WORK REQUIRED
Take down each entry exactly as written.

# LISTED RECORDS start

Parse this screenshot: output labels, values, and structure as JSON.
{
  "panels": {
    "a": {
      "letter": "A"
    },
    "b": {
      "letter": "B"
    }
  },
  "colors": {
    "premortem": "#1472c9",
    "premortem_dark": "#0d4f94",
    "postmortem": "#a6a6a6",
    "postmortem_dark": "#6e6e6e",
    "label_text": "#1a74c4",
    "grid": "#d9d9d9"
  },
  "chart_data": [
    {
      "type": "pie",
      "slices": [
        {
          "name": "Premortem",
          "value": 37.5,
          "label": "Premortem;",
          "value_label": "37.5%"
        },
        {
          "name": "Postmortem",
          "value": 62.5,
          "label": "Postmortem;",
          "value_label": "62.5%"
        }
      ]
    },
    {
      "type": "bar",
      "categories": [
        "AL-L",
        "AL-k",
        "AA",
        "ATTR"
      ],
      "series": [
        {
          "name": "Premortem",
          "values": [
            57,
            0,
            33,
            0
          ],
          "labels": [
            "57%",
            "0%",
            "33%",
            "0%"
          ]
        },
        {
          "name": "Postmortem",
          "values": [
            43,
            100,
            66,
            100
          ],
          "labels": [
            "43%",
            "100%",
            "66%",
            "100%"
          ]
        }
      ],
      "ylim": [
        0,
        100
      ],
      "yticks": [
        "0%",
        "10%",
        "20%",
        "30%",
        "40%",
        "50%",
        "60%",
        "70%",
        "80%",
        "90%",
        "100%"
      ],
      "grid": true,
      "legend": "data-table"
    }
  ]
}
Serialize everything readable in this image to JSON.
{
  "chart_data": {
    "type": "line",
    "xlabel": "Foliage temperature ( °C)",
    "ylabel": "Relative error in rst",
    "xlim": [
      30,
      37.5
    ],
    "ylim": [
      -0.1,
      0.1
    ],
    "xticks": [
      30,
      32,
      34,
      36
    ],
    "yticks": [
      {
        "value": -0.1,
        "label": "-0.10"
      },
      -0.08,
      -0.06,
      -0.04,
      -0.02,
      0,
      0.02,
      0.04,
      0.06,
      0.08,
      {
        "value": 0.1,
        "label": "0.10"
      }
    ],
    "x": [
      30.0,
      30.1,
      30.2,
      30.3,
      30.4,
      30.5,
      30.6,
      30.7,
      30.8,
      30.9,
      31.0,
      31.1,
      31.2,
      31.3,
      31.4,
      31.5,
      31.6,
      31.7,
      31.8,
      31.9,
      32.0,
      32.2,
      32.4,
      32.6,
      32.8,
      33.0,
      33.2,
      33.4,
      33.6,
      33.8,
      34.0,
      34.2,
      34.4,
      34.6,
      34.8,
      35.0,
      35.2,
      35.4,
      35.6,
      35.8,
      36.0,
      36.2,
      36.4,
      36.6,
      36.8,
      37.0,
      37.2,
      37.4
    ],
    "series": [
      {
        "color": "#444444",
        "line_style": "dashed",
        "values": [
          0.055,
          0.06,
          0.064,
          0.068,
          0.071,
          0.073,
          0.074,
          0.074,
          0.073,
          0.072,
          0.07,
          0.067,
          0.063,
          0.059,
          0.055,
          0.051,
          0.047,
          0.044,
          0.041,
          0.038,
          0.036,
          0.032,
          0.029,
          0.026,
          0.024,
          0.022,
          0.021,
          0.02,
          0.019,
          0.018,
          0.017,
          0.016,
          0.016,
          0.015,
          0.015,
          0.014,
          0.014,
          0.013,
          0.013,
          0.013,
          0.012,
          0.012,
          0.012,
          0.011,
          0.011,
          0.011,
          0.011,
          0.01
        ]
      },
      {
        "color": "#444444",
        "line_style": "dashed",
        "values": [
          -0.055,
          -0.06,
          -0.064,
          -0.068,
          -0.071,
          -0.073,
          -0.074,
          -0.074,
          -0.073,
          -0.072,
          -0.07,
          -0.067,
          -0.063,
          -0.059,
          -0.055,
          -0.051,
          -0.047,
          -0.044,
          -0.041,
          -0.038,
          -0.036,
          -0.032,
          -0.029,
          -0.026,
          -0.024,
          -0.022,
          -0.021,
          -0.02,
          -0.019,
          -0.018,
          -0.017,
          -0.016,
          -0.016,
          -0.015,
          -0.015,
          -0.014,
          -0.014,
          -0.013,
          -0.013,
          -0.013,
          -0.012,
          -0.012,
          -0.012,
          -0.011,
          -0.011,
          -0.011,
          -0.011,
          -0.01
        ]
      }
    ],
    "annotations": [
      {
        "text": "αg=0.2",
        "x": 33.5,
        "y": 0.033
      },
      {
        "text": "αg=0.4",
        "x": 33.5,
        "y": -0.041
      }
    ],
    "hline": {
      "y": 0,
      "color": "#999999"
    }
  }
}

# LISTED RECORDS end

FULL RESPONSE
Parse this screenshot: output labels, values, and structure as JSON.
{
  "panels": {
    "a": {
      "letter": "A"
    },
    "b": {
      "letter": "B"
    }
  },
  "colors": {
    "premortem": "#1472c9",
    "premortem_dark": "#0d4f94",
    "postmortem": "#a6a6a6",
    "postmortem_dark": "#6e6e6e",
    "label_text": "#1a74c4",
    "grid": "#d9d9d9"
  },
  "chart_data": [
    {
      "type": "pie",
      "slices": [
        {
          "name": "Premortem",
          "value": 37.5,
          "label": "Premortem;",
          "value_label": "37.5%"
        },
        {
          "name": "Postmortem",
          "value": 62.5,
          "label": "Postmortem;",
          "value_label": "62.5%"
        }
      ]
    },
    {
      "type": "bar",
      "categories": [
        "AL-L",
        "AL-k",
        "AA",
        "ATTR"
      ],
      "series": [
        {
          "name": "Premortem",
          "values": [
            57,
            0,
            33,
            0
          ],
          "labels": [
            "57%",
            "0%",
            "33%",
            "0%"
          ]
        },
        {
          "name": "Postmortem",
          "values": [
            43,
            100,
            66,
            100
          ],
          "labels": [
            "43%",
            "100%",
            "66%",
            "100%"
          ]
        }
      ],
      "ylim": [
        0,
        100
      ],
      "yticks": [
        "0%",
        "10%",
        "20%",
        "30%",
        "40%",
        "50%",
        "60%",
        "70%",
        "80%",
        "90%",
        "100%"
      ],
      "grid": true,
      "legend": "data-table"
    }
  ]
}
Serialize everything readable in this image to JSON.
{
  "chart_data": {
    "type": "line",
    "xlabel": "Foliage temperature ( °C)",
    "ylabel": "Relative error in rst",
    "xlim": [
      30,
      37.5
    ],
    "ylim": [
      -0.1,
      0.1
    ],
    "xticks": [
      30,
      32,
      34,
      36
    ],
    "yticks": [
      {
        "value": -0.1,
        "label": "-0.10"
      },
      -0.08,
      -0.06,
      -0.04,
      -0.02,
      0,
      0.02,
      0.04,
      0.06,
      0.08,
      {
        "value": 0.1,
        "label": "0.10"
      }
    ],
    "x": [
      30.0,
      30.1,
      30.2,
      30.3,
      30.4,
      30.5,
      30.6,
      30.7,
      30.8,
      30.9,
      31.0,
      31.1,
      31.2,
      31.3,
      31.4,
      31.5,
      31.6,
      31.7,
      31.8,
      31.9,
      32.0,
      32.2,
      32.4,
      32.6,
      32.8,
      33.0,
      33.2,
      33.4,
      33.6,
      33.8,
      34.0,
      34.2,
      34.4,
      34.6,
      34.8,
      35.0,
      35.2,
      35.4,
      35.6,
      35.8,
      36.0,
      36.2,
      36.4,
      36.6,
      36.8,
      37.0,
      37.2,
      37.4
    ],
    "series": [
      {
        "color": "#444444",
        "line_style": "dashed",
        "values": [
          0.055,
          0.06,
          0.064,
          0.068,
          0.071,
          0.073,
          0.074,
          0.074,
          0.073,
          0.072,
          0.07,
          0.067,
          0.063,
          0.059,
          0.055,
          0.051,
          0.047,
          0.044,
          0.041,
          0.038,
          0.036,
          0.032,
          0.029,
          0.026,
          0.024,
          0.022,
          0.021,
          0.02,
          0.019,
          0.018,
          0.017,
          0.016,
          0.016,
          0.015,
          0.015,
          0.014,
          0.014,
          0.013,
          0.013,
          0.013,
          0.012,
          0.012,
          0.012,
          0.011,
          0.011,
          0.011,
          0.011,
          0.01
        ]
      },
      {
        "color": "#444444",
        "line_style": "dashed",
        "values": [
          -0.055,
          -0.06,
          -0.064,
          -0.068,
          -0.071,
          -0.073,
          -0.074,
          -0.074,
          -0.073,
          -0.072,
          -0.07,
          -0.067,
          -0.063,
          -0.059,
          -0.055,
          -0.051,
          -0.047,
          -0.044,
          -0.041,
          -0.038,
          -0.036,
          -0.032,
          -0.029,
          -0.026,
          -0.024,
          -0.022,
          -0.021,
          -0.02,
          -0.019,
          -0.018,
          -0.017,
          -0.016,
          -0.016,
          -0.015,
          -0.015,
          -0.014,
          -0.014,
          -0.013,
          -0.013,
          -0.013,
          -0.012,
          -0.012,
          -0.012,
          -0.011,
          -0.011,
          -0.011,
          -0.011,
          -0.01
        ]
      }
    ],
    "annotations": [
      {
        "text": "αg=0.2",
        "x": 33.5,
        "y": 0.033
      },
      {
        "text": "αg=0.4",
        "x": 33.5,
        "y": -0.041
      }
    ],
    "hline": {
      "y": 0,
      "color": "#999999"
    }
  }
}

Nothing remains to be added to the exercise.